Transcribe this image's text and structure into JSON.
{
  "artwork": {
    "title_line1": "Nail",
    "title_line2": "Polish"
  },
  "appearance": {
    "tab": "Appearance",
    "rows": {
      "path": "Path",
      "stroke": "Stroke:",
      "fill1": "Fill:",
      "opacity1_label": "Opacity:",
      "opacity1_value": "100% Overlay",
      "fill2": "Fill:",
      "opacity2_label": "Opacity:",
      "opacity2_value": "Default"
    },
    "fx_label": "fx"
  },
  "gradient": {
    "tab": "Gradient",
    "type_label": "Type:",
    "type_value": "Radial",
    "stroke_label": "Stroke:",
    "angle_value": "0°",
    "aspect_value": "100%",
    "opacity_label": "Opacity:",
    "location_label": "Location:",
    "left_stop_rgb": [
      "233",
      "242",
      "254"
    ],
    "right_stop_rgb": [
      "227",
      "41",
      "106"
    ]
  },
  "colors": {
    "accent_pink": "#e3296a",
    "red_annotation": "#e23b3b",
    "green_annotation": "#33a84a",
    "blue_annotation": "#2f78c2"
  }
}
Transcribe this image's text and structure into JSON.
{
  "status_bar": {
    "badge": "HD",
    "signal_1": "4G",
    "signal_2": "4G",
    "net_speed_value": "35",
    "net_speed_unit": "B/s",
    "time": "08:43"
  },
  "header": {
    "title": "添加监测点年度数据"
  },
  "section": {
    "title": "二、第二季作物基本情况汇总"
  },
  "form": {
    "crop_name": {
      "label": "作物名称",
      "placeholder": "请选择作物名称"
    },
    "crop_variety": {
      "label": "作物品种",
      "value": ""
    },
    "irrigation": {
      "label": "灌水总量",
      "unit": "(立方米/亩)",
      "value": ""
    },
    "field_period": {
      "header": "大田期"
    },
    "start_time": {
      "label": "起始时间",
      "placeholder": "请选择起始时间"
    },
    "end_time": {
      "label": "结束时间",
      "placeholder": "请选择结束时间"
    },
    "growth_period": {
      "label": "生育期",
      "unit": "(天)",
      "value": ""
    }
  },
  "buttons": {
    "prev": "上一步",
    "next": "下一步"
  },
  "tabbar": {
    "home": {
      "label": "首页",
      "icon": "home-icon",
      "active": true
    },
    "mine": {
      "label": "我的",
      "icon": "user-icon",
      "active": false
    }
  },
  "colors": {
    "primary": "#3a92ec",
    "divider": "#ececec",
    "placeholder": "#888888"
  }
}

· · · · ·

● **What to do**:
Exactly reproduce every line found in the records.

● **Response to the task**:
Transcribe this image's text and structure into JSON.
{
  "artwork": {
    "title_line1": "Nail",
    "title_line2": "Polish"
  },
  "appearance": {
    "tab": "Appearance",
    "rows": {
      "path": "Path",
      "stroke": "Stroke:",
      "fill1": "Fill:",
      "opacity1_label": "Opacity:",
      "opacity1_value": "100% Overlay",
      "fill2": "Fill:",
      "opacity2_label": "Opacity:",
      "opacity2_value": "Default"
    },
    "fx_label": "fx"
  },
  "gradient": {
    "tab": "Gradient",
    "type_label": "Type:",
    "type_value": "Radial",
    "stroke_label": "Stroke:",
    "angle_value": "0°",
    "aspect_value": "100%",
    "opacity_label": "Opacity:",
    "location_label": "Location:",
    "left_stop_rgb": [
      "233",
      "242",
      "254"
    ],
    "right_stop_rgb": [
      "227",
      "41",
      "106"
    ]
  },
  "colors": {
    "accent_pink": "#e3296a",
    "red_annotation": "#e23b3b",
    "green_annotation": "#33a84a",
    "blue_annotation": "#2f78c2"
  }
}
Transcribe this image's text and structure into JSON.
{
  "status_bar": {
    "badge": "HD",
    "signal_1": "4G",
    "signal_2": "4G",
    "net_speed_value": "35",
    "net_speed_unit": "B/s",
    "time": "08:43"
  },
  "header": {
    "title": "添加监测点年度数据"
  },
  "section": {
    "title": "二、第二季作物基本情况汇总"
  },
  "form": {
    "crop_name": {
      "label": "作物名称",
      "placeholder": "请选择作物名称"
    },
    "crop_variety": {
      "label": "作物品种",
      "value": ""
    },
    "irrigation": {
      "label": "灌水总量",
      "unit": "(立方米/亩)",
      "value": ""
    },
    "field_period": {
      "header": "大田期"
    },
    "start_time": {
      "label": "起始时间",
      "placeholder": "请选择起始时间"
    },
    "end_time": {
      "label": "结束时间",
      "placeholder": "请选择结束时间"
    },
    "growth_period": {
      "label": "生育期",
      "unit": "(天)",
      "value": ""
    }
  },
  "buttons": {
    "prev": "上一步",
    "next": "下一步"
  },
  "tabbar": {
    "home": {
      "label": "首页",
      "icon": "home-icon",
      "active": true
    },
    "mine": {
      "label": "我的",
      "icon": "user-icon",
      "active": false
    }
  },
  "colors": {
    "primary": "#3a92ec",
    "divider": "#ececec",
    "placeholder": "#888888"
  }
}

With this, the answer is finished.